=== Extracted records ===
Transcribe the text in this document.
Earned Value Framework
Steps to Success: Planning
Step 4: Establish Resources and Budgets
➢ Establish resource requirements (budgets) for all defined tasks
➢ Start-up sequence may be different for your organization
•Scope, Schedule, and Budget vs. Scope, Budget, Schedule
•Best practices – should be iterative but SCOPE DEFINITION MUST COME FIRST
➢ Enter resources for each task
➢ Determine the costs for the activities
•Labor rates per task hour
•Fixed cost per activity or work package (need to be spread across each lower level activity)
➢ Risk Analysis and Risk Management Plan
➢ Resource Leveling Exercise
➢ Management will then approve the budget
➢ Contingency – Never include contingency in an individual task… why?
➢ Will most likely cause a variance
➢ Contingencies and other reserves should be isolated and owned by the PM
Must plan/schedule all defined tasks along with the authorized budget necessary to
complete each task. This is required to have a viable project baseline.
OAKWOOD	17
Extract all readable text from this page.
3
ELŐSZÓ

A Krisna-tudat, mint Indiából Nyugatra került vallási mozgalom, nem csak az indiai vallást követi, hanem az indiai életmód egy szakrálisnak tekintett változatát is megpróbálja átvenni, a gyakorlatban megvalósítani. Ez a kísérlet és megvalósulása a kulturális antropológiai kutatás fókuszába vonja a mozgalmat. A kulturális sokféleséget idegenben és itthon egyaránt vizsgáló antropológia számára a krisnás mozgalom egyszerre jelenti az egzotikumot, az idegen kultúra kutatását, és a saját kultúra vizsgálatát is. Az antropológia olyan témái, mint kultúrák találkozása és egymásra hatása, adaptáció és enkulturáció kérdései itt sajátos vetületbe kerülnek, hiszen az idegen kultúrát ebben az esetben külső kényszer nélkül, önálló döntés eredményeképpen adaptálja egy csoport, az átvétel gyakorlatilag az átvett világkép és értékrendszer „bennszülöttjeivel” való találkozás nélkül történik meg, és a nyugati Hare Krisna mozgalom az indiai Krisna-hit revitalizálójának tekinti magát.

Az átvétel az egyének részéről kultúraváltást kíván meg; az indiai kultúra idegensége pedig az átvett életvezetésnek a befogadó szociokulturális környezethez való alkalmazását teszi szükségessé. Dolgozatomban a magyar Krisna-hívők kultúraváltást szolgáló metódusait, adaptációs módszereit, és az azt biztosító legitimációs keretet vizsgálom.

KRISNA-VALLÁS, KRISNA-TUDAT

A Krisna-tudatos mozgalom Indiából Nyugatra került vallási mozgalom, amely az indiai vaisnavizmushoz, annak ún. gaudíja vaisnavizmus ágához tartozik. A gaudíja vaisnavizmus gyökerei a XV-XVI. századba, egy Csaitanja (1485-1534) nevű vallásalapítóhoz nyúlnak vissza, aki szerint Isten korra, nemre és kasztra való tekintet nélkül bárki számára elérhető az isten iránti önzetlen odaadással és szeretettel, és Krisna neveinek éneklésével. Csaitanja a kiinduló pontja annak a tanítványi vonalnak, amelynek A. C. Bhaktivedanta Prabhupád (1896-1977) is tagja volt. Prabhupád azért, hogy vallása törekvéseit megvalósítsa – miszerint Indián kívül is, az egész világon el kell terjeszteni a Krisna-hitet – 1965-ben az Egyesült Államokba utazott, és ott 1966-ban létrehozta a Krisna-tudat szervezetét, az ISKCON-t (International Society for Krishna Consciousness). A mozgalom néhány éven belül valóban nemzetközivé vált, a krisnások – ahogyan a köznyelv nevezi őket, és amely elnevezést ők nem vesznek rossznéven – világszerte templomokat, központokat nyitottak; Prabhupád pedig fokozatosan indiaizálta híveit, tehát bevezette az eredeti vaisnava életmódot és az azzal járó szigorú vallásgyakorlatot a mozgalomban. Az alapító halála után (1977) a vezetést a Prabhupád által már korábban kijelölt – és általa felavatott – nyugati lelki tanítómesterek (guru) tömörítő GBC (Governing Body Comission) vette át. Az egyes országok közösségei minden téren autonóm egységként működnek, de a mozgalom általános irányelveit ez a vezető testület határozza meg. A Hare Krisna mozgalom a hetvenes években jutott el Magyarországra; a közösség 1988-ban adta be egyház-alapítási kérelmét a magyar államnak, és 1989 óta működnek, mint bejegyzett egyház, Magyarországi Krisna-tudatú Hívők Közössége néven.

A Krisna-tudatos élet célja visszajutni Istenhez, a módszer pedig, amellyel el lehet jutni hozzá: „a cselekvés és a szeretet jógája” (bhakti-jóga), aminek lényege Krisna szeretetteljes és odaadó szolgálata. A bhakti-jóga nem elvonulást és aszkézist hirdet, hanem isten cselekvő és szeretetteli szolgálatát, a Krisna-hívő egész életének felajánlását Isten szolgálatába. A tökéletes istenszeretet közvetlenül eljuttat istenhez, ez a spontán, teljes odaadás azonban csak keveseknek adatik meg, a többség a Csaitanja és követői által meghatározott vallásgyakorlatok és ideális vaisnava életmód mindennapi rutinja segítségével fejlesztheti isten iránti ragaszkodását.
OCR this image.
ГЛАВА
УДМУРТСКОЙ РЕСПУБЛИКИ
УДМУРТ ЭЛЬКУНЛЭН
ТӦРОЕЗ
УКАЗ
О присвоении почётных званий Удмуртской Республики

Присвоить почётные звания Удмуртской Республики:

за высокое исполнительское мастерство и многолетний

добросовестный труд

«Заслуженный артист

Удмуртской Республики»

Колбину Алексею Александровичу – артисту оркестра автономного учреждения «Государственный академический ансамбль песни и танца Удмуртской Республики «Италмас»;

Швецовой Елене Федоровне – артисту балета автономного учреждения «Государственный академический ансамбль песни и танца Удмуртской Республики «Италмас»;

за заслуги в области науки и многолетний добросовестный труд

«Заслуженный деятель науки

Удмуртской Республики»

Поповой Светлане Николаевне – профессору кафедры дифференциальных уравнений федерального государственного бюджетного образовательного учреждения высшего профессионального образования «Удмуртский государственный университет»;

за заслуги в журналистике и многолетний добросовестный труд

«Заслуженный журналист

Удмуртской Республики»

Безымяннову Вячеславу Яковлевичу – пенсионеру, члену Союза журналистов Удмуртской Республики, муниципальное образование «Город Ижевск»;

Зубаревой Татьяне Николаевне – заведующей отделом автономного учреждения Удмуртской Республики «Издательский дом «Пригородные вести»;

=== Problem requirements ===
Each record above must be given again exactly.

=== Final result ===
Transcribe the text in this document.
Earned Value Framework
Steps to Success: Planning
Step 4: Establish Resources and Budgets
➢ Establish resource requirements (budgets) for all defined tasks
➢ Start-up sequence may be different for your organization
•Scope, Schedule, and Budget vs. Scope, Budget, Schedule
•Best practices – should be iterative but SCOPE DEFINITION MUST COME FIRST
➢ Enter resources for each task
➢ Determine the costs for the activities
•Labor rates per task hour
•Fixed cost per activity or work package (need to be spread across each lower level activity)
➢ Risk Analysis and Risk Management Plan
➢ Resource Leveling Exercise
➢ Management will then approve the budget
➢ Contingency – Never include contingency in an individual task… why?
➢ Will most likely cause a variance
➢ Contingencies and other reserves should be isolated and owned by the PM
Must plan/schedule all defined tasks along with the authorized budget necessary to
complete each task. This is required to have a viable project baseline.
OAKWOOD	17
Extract all readable text from this page.
3
ELŐSZÓ

A Krisna-tudat, mint Indiából Nyugatra került vallási mozgalom, nem csak az indiai vallást követi, hanem az indiai életmód egy szakrálisnak tekintett változatát is megpróbálja átvenni, a gyakorlatban megvalósítani. Ez a kísérlet és megvalósulása a kulturális antropológiai kutatás fókuszába vonja a mozgalmat. A kulturális sokféleséget idegenben és itthon egyaránt vizsgáló antropológia számára a krisnás mozgalom egyszerre jelenti az egzotikumot, az idegen kultúra kutatását, és a saját kultúra vizsgálatát is. Az antropológia olyan témái, mint kultúrák találkozása és egymásra hatása, adaptáció és enkulturáció kérdései itt sajátos vetületbe kerülnek, hiszen az idegen kultúrát ebben az esetben külső kényszer nélkül, önálló döntés eredményeképpen adaptálja egy csoport, az átvétel gyakorlatilag az átvett világkép és értékrendszer „bennszülöttjeivel” való találkozás nélkül történik meg, és a nyugati Hare Krisna mozgalom az indiai Krisna-hit revitalizálójának tekinti magát.

Az átvétel az egyének részéről kultúraváltást kíván meg; az indiai kultúra idegensége pedig az átvett életvezetésnek a befogadó szociokulturális környezethez való alkalmazását teszi szükségessé. Dolgozatomban a magyar Krisna-hívők kultúraváltást szolgáló metódusait, adaptációs módszereit, és az azt biztosító legitimációs keretet vizsgálom.

KRISNA-VALLÁS, KRISNA-TUDAT

A Krisna-tudatos mozgalom Indiából Nyugatra került vallási mozgalom, amely az indiai vaisnavizmushoz, annak ún. gaudíja vaisnavizmus ágához tartozik. A gaudíja vaisnavizmus gyökerei a XV-XVI. századba, egy Csaitanja (1485-1534) nevű vallásalapítóhoz nyúlnak vissza, aki szerint Isten korra, nemre és kasztra való tekintet nélkül bárki számára elérhető az isten iránti önzetlen odaadással és szeretettel, és Krisna neveinek éneklésével. Csaitanja a kiinduló pontja annak a tanítványi vonalnak, amelynek A. C. Bhaktivedanta Prabhupád (1896-1977) is tagja volt. Prabhupád azért, hogy vallása törekvéseit megvalósítsa – miszerint Indián kívül is, az egész világon el kell terjeszteni a Krisna-hitet – 1965-ben az Egyesült Államokba utazott, és ott 1966-ban létrehozta a Krisna-tudat szervezetét, az ISKCON-t (International Society for Krishna Consciousness). A mozgalom néhány éven belül valóban nemzetközivé vált, a krisnások – ahogyan a köznyelv nevezi őket, és amely elnevezést ők nem vesznek rossznéven – világszerte templomokat, központokat nyitottak; Prabhupád pedig fokozatosan indiaizálta híveit, tehát bevezette az eredeti vaisnava életmódot és az azzal járó szigorú vallásgyakorlatot a mozgalomban. Az alapító halála után (1977) a vezetést a Prabhupád által már korábban kijelölt – és általa felavatott – nyugati lelki tanítómesterek (guru) tömörítő GBC (Governing Body Comission) vette át. Az egyes országok közösségei minden téren autonóm egységként működnek, de a mozgalom általános irányelveit ez a vezető testület határozza meg. A Hare Krisna mozgalom a hetvenes években jutott el Magyarországra; a közösség 1988-ban adta be egyház-alapítási kérelmét a magyar államnak, és 1989 óta működnek, mint bejegyzett egyház, Magyarországi Krisna-tudatú Hívők Közössége néven.

A Krisna-tudatos élet célja visszajutni Istenhez, a módszer pedig, amellyel el lehet jutni hozzá: „a cselekvés és a szeretet jógája” (bhakti-jóga), aminek lényege Krisna szeretetteljes és odaadó szolgálata. A bhakti-jóga nem elvonulást és aszkézist hirdet, hanem isten cselekvő és szeretetteli szolgálatát, a Krisna-hívő egész életének felajánlását Isten szolgálatába. A tökéletes istenszeretet közvetlenül eljuttat istenhez, ez a spontán, teljes odaadás azonban csak keveseknek adatik meg, a többség a Csaitanja és követői által meghatározott vallásgyakorlatok és ideális vaisnava életmód mindennapi rutinja segítségével fejlesztheti isten iránti ragaszkodását.
OCR this image.
ГЛАВА
УДМУРТСКОЙ РЕСПУБЛИКИ
УДМУРТ ЭЛЬКУНЛЭН
ТӦРОЕЗ
УКАЗ
О присвоении почётных званий Удмуртской Республики

Присвоить почётные звания Удмуртской Республики:

за высокое исполнительское мастерство и многолетний

добросовестный труд

«Заслуженный артист

Удмуртской Республики»

Колбину Алексею Александровичу – артисту оркестра автономного учреждения «Государственный академический ансамбль песни и танца Удмуртской Республики «Италмас»;

Швецовой Елене Федоровне – артисту балета автономного учреждения «Государственный академический ансамбль песни и танца Удмуртской Республики «Италмас»;

за заслуги в области науки и многолетний добросовестный труд

«Заслуженный деятель науки

Удмуртской Республики»

Поповой Светлане Николаевне – профессору кафедры дифференциальных уравнений федерального государственного бюджетного образовательного учреждения высшего профессионального образования «Удмуртский государственный университет»;

за заслуги в журналистике и многолетний добросовестный труд

«Заслуженный журналист

Удмуртской Республики»

Безымяннову Вячеславу Яковлевичу – пенсионеру, члену Союза журналистов Удмуртской Республики, муниципальное образование «Город Ижевск»;

Зубаревой Татьяне Николаевне – заведующей отделом автономного учреждения Удмуртской Республики «Издательский дом «Пригородные вести»;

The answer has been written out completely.